## RECORDS FOR PROCESSING
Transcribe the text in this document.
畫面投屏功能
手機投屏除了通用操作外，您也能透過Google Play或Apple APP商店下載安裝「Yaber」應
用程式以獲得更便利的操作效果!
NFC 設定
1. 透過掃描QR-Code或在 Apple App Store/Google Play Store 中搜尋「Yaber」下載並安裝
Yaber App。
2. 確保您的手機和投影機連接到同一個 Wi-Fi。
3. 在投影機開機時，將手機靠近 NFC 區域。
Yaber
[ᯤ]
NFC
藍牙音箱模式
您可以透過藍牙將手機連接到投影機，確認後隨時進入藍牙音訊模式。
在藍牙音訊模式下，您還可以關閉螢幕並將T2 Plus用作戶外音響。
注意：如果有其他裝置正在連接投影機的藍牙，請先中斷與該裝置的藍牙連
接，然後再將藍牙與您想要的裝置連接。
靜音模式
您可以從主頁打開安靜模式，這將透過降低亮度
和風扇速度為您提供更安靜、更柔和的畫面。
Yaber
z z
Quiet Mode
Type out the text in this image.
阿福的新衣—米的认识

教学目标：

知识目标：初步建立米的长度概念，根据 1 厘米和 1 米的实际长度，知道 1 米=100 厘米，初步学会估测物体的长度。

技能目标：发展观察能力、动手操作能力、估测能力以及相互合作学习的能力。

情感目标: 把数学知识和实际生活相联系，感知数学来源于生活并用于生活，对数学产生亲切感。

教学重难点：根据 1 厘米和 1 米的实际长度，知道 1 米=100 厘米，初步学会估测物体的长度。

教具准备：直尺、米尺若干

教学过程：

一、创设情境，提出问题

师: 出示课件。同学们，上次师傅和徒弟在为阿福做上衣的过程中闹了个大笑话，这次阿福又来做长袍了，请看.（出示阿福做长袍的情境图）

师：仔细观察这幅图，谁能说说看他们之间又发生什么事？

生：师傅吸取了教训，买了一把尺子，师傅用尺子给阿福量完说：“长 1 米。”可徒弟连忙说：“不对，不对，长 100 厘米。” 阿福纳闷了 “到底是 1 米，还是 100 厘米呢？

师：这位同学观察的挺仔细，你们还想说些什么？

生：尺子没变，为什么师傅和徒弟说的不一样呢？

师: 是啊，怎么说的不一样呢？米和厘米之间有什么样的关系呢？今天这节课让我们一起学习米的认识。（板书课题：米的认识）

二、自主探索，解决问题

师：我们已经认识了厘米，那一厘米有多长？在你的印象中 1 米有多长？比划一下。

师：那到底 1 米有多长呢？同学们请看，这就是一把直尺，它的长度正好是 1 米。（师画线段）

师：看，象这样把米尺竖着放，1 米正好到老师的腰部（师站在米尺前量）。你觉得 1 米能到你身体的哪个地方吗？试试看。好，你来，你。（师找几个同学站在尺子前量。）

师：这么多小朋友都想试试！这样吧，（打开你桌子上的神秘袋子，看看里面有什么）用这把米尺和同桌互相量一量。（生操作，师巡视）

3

...

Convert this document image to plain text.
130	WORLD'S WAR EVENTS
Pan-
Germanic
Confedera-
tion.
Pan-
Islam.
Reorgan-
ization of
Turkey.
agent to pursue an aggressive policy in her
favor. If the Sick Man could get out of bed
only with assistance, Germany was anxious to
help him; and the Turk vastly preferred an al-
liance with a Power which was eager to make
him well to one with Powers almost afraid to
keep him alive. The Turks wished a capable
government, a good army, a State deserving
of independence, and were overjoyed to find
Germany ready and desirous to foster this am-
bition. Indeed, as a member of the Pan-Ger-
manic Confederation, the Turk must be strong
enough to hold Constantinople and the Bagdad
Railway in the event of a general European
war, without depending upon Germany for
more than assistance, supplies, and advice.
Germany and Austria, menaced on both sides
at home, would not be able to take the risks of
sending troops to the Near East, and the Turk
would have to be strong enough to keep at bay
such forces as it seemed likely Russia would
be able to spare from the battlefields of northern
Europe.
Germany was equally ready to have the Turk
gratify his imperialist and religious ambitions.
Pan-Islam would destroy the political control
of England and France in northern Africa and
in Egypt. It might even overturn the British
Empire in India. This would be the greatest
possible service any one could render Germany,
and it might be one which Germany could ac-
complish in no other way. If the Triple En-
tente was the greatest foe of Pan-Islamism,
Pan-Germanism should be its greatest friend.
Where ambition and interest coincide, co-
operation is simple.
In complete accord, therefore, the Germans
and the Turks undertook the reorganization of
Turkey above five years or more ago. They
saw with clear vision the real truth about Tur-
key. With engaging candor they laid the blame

## PROBLEM TO WORK ON
Locate the word "document" in the entries, and copy every line where it is found.

## ANSWER TO THIS EXERCISE
Transcribe the text in this document.
Convert this document image to plain text.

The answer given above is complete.